**TASK DIRECTIONS**.
Collect every line in the records below that contains the word "name".

Records about charts and figures:

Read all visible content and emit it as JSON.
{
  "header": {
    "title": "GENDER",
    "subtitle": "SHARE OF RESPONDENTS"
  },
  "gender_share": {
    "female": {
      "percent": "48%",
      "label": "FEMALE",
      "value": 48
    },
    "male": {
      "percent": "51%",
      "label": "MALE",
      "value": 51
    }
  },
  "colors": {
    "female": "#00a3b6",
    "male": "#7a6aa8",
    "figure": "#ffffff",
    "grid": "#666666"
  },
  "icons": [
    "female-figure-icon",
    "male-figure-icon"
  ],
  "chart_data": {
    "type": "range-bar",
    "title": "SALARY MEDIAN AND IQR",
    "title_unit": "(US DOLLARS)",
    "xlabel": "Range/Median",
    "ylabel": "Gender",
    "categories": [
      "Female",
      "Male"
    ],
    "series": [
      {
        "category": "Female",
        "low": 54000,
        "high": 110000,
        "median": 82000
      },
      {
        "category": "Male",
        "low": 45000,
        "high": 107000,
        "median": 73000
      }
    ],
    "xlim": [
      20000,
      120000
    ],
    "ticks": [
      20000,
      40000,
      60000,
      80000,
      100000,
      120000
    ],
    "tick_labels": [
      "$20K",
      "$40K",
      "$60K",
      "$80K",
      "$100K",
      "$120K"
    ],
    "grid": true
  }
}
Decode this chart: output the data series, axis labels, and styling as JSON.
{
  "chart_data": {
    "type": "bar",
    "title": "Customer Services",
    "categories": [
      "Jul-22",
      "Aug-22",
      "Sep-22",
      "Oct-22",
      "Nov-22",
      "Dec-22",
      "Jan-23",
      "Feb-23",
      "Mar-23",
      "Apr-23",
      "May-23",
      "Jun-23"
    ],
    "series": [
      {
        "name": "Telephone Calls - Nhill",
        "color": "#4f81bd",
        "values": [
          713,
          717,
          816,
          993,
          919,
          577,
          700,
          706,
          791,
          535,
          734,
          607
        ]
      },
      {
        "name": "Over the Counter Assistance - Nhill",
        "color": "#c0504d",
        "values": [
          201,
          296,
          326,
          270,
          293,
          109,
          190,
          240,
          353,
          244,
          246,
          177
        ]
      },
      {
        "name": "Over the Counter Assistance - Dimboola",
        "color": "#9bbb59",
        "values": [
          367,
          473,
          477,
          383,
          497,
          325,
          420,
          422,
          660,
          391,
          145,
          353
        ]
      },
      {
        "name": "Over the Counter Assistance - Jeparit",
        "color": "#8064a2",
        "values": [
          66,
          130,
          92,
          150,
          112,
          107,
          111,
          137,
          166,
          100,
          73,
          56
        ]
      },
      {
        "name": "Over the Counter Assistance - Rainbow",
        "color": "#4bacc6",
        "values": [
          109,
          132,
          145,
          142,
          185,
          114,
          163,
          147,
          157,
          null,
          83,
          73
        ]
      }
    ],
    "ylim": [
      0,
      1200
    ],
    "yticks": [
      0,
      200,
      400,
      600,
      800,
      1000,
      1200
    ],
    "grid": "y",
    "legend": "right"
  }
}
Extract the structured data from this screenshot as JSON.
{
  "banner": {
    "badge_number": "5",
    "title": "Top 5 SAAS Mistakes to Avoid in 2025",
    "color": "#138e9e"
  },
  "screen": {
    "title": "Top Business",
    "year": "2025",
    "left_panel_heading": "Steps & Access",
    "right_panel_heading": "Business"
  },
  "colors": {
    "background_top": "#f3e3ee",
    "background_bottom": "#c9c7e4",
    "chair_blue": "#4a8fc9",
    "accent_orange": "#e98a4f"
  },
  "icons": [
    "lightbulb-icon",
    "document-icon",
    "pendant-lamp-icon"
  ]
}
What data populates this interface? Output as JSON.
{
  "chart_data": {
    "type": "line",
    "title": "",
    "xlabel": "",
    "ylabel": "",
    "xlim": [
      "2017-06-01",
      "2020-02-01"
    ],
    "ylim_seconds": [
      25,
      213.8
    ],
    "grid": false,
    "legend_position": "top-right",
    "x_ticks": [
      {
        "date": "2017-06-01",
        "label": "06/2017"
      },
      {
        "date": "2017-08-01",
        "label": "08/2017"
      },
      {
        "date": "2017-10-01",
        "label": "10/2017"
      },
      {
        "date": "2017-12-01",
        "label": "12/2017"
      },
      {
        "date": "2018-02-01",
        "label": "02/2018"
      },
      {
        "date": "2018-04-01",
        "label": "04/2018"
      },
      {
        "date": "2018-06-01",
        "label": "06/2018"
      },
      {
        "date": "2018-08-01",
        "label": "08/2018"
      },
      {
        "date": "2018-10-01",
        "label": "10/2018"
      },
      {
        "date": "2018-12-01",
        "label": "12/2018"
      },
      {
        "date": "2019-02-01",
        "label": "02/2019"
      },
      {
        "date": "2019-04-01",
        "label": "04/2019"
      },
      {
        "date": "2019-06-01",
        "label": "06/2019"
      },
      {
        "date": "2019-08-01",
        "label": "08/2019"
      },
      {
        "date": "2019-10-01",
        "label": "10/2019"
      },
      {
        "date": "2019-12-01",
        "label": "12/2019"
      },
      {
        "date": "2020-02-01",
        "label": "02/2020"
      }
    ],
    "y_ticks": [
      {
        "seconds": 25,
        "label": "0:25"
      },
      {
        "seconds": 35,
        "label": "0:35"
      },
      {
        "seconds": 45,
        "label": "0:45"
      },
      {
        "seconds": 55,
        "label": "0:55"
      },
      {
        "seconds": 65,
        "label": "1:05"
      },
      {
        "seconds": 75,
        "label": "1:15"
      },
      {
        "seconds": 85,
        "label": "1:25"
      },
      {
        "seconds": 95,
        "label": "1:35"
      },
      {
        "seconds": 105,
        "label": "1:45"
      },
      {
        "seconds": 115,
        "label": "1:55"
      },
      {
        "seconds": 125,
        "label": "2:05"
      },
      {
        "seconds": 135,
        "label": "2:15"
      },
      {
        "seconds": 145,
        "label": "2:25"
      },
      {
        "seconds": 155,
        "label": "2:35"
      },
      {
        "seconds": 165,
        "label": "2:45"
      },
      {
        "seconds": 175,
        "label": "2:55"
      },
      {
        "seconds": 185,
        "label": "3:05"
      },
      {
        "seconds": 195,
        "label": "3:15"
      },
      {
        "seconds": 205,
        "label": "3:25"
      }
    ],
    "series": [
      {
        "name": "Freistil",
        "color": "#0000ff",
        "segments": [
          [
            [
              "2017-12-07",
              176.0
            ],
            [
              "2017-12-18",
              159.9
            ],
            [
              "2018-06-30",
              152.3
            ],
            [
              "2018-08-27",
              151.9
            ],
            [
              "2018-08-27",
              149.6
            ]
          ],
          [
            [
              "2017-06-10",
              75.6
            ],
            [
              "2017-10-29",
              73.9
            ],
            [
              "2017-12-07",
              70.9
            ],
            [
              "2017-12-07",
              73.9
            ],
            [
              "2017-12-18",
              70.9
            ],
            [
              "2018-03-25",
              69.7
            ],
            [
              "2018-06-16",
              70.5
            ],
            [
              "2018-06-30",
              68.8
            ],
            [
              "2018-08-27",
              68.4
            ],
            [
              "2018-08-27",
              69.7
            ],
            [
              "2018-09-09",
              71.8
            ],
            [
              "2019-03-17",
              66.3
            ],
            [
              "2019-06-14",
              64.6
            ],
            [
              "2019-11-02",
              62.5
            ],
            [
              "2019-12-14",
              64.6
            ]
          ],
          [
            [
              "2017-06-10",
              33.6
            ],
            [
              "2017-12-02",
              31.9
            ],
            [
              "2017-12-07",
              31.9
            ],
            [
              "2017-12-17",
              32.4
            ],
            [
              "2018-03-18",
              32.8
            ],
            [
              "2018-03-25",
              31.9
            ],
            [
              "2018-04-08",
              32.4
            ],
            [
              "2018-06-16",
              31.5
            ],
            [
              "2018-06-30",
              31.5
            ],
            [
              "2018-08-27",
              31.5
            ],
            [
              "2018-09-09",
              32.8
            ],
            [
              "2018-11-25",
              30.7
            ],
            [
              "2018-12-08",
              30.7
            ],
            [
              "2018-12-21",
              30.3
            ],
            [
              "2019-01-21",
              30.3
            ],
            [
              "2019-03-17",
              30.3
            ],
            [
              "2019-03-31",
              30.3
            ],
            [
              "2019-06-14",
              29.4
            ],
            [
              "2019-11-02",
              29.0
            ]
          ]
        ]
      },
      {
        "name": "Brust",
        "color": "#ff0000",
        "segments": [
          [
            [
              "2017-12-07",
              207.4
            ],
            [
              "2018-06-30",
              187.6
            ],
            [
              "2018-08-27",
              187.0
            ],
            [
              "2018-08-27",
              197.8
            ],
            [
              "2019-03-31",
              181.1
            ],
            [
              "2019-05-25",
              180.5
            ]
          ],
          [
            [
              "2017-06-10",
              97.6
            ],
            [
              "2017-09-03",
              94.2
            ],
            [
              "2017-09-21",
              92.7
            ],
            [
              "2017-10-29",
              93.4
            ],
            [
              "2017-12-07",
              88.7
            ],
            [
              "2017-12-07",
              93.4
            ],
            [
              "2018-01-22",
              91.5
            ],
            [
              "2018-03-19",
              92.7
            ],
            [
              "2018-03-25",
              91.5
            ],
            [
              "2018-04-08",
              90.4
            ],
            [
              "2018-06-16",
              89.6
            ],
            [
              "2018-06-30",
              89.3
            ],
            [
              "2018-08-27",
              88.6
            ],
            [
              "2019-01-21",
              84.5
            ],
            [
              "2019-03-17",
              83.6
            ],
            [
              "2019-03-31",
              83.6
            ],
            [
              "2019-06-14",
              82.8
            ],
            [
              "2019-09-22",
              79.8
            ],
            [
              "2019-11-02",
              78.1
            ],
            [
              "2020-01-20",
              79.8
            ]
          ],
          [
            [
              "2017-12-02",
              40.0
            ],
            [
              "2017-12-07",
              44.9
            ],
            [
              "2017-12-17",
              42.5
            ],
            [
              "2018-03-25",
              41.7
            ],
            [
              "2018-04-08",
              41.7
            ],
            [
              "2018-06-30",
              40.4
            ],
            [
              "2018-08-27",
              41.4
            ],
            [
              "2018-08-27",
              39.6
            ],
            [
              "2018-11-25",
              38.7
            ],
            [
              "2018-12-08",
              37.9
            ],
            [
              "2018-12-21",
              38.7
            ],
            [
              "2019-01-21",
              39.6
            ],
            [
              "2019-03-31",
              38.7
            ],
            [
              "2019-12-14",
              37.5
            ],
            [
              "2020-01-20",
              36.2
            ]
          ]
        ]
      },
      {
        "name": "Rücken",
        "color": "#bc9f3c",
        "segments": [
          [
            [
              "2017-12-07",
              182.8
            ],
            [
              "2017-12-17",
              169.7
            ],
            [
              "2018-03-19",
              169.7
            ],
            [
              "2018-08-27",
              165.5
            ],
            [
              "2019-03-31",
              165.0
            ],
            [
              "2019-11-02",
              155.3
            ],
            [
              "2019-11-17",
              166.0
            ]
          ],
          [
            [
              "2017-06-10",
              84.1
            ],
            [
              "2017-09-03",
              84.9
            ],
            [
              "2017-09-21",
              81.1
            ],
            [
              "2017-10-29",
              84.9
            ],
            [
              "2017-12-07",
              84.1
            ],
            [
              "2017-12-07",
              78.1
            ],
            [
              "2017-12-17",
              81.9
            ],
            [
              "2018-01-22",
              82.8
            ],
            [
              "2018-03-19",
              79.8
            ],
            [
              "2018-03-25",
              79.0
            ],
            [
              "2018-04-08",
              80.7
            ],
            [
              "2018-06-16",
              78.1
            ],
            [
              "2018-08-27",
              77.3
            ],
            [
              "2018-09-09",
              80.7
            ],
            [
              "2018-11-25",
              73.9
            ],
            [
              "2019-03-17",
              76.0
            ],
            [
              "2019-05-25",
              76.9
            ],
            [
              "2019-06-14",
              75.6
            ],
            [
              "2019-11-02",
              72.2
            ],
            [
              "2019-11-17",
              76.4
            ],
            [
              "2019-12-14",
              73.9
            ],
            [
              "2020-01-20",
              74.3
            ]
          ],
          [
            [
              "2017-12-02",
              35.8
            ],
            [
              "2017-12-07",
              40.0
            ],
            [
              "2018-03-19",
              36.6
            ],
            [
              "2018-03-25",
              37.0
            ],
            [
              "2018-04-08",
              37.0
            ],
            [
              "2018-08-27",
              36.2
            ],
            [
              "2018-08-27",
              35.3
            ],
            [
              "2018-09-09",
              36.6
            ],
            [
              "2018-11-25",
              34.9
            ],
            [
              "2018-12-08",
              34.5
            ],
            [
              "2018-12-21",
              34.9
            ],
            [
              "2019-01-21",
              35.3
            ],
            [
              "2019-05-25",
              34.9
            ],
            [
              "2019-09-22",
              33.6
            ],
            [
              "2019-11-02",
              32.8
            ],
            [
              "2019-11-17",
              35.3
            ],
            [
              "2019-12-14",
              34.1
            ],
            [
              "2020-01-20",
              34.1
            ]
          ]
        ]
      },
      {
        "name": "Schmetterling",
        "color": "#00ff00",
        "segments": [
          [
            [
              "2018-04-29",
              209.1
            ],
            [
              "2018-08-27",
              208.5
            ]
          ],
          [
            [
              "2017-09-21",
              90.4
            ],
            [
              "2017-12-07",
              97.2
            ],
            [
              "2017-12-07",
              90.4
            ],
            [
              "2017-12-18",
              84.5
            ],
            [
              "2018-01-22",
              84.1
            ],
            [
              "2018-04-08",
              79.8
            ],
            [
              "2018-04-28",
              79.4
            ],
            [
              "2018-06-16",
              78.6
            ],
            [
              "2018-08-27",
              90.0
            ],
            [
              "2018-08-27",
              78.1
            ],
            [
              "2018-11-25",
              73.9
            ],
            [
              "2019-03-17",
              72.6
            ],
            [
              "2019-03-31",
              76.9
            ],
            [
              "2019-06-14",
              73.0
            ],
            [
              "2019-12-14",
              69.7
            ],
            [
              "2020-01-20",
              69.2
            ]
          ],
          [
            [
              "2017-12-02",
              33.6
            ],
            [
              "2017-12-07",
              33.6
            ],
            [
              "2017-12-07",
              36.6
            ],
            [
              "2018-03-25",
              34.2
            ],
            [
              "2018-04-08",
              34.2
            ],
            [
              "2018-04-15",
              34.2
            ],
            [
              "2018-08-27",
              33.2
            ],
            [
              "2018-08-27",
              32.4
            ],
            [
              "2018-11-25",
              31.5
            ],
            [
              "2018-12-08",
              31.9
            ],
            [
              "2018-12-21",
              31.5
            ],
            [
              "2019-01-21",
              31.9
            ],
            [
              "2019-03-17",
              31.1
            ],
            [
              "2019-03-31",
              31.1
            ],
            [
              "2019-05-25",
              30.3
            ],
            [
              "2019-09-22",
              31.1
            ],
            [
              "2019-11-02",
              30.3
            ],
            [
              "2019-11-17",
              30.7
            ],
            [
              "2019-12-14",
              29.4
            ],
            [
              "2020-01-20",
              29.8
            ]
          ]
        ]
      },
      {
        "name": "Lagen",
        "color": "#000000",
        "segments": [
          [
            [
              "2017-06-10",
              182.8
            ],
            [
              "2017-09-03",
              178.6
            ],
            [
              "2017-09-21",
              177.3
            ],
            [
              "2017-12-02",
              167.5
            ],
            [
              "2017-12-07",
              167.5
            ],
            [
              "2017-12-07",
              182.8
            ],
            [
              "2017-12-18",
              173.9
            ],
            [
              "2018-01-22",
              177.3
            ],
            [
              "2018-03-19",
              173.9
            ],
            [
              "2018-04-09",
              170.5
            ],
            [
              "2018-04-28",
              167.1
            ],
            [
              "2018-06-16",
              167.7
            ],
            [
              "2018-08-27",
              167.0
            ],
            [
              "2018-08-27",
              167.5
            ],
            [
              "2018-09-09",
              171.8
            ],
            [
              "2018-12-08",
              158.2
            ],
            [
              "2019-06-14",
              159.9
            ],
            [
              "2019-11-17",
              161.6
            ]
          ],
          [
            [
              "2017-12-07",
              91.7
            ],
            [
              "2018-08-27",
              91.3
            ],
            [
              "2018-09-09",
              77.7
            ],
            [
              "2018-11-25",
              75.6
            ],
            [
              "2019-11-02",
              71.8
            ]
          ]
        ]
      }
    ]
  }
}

**TASK OUTPUT**.
        "name": "Telephone Calls - Nhill",
        "name": "Over the Counter Assistance - Nhill",
        "name": "Over the Counter Assistance - Dimboola",
        "name": "Over the Counter Assistance - Jeparit",
        "name": "Over the Counter Assistance - Rainbow",
        "name": "Freistil",
        "name": "Brust",
        "name": "Rücken",
        "name": "Schmetterling",
        "name": "Lagen",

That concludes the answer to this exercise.